REQUIRED TASK> In the listing below, pick out lines with "pensamiento".

— START OF TASK INPUTS —

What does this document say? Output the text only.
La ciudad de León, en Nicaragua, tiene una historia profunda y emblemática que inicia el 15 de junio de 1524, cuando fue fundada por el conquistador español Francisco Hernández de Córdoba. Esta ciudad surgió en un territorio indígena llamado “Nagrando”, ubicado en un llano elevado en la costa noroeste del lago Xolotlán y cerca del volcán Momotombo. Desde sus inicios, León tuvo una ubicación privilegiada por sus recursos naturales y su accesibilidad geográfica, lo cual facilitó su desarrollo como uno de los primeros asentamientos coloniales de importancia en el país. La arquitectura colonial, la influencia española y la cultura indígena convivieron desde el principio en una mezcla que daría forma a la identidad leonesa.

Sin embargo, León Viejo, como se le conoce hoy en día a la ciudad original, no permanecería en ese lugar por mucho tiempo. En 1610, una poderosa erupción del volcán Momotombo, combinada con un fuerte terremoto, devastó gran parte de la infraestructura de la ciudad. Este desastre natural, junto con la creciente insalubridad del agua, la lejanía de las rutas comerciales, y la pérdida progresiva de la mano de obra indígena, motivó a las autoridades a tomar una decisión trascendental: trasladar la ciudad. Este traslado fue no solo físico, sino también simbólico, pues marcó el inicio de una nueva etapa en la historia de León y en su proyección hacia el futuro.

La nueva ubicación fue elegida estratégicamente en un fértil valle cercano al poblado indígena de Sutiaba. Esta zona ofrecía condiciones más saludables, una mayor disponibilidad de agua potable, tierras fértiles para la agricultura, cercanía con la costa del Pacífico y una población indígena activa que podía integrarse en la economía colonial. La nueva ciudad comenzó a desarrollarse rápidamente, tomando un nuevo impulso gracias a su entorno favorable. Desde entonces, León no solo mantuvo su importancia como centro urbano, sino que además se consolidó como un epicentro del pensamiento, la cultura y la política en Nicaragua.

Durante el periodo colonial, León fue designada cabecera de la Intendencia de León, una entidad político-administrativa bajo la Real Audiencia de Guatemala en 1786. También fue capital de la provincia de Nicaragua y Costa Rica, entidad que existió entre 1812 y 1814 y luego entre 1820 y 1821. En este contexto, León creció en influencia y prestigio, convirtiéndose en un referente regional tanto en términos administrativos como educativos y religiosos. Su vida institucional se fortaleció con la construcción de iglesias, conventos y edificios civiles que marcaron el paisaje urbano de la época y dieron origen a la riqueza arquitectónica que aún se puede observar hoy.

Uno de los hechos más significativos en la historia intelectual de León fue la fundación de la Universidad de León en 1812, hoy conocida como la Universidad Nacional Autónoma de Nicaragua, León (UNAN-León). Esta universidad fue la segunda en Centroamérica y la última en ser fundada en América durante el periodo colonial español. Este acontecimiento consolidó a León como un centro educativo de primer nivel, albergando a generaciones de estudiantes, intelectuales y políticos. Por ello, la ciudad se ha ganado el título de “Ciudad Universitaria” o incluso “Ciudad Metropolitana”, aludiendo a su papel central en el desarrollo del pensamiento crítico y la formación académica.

— END OF TASK INPUTS —
— START OF TASK INPUTS —

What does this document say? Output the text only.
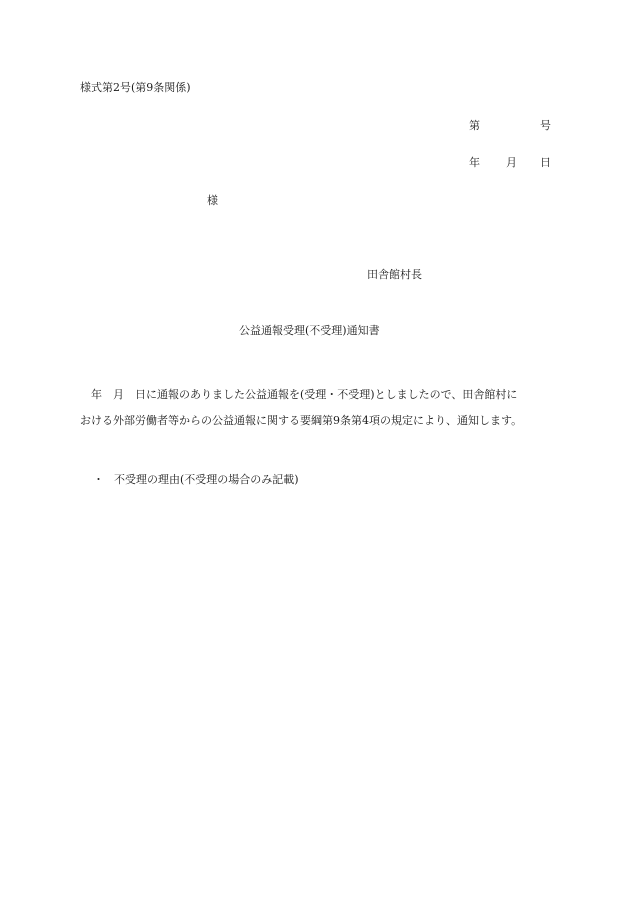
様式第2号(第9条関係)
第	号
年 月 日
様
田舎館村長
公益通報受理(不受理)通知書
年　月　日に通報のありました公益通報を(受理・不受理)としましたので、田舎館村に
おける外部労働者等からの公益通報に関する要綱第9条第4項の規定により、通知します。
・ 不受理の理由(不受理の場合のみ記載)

— END OF TASK INPUTS —
— START OF TASK INPUTS —

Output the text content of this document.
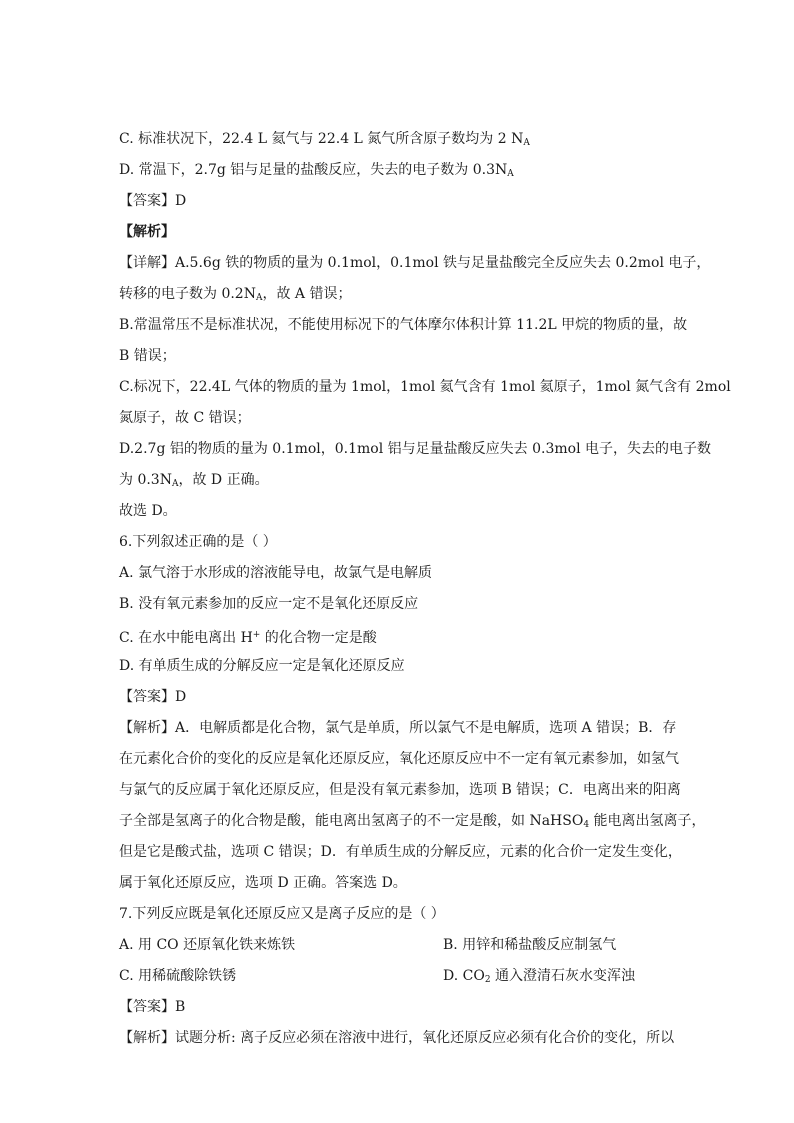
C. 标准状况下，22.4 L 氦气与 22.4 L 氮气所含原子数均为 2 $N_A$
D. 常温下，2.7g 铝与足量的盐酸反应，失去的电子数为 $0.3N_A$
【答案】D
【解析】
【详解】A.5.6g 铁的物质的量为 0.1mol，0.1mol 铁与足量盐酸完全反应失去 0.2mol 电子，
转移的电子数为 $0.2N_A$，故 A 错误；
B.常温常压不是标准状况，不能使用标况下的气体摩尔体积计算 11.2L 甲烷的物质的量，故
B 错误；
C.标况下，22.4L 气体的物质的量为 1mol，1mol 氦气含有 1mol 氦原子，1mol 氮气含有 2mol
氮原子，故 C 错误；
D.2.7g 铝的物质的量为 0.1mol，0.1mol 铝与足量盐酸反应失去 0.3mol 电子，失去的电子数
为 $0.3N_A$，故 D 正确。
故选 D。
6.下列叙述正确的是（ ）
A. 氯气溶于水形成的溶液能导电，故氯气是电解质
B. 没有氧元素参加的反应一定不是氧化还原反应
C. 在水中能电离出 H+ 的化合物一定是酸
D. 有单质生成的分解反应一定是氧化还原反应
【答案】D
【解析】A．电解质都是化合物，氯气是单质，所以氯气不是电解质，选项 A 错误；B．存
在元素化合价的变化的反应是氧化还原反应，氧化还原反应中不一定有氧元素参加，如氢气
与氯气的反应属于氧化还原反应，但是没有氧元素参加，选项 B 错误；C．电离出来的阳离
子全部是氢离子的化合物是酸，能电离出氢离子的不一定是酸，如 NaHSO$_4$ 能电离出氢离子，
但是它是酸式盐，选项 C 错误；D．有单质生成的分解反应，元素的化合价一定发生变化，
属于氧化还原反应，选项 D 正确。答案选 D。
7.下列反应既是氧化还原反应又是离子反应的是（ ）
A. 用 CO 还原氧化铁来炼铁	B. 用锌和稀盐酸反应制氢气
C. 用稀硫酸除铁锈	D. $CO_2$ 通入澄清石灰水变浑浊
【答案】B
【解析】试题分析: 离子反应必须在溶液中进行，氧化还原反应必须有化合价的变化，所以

— END OF TASK INPUTS —

RESULT FOR THIS EXERCISE>
La nueva ubicación fue elegida estratégicamente en un fértil valle cercano al poblado indígena de Sutiaba. Esta zona ofrecía condiciones más saludables, una mayor disponibilidad de agua potable, tierras fértiles para la agricultura, cercanía con la costa del Pacífico y una población indígena activa que podía integrarse en la economía colonial. La nueva ciudad comenzó a desarrollarse rápidamente, tomando un nuevo impulso gracias a su entorno favorable. Desde entonces, León no solo mantuvo su importancia como centro urbano, sino que además se consolidó como un epicentro del pensamiento, la cultura y la política en Nicaragua.
Uno de los hechos más significativos en la historia intelectual de León fue la fundación de la Universidad de León en 1812, hoy conocida como la Universidad Nacional Autónoma de Nicaragua, León (UNAN-León). Esta universidad fue la segunda en Centroamérica y la última en ser fundada en América durante el periodo colonial español. Este acontecimiento consolidó a León como un centro educativo de primer nivel, albergando a generaciones de estudiantes, intelectuales y políticos. Por ello, la ciudad se ha ganado el título de “Ciudad Universitaria” o incluso “Ciudad Metropolitana”, aludiendo a su papel central en el desarrollo del pensamiento crítico y la formación académica.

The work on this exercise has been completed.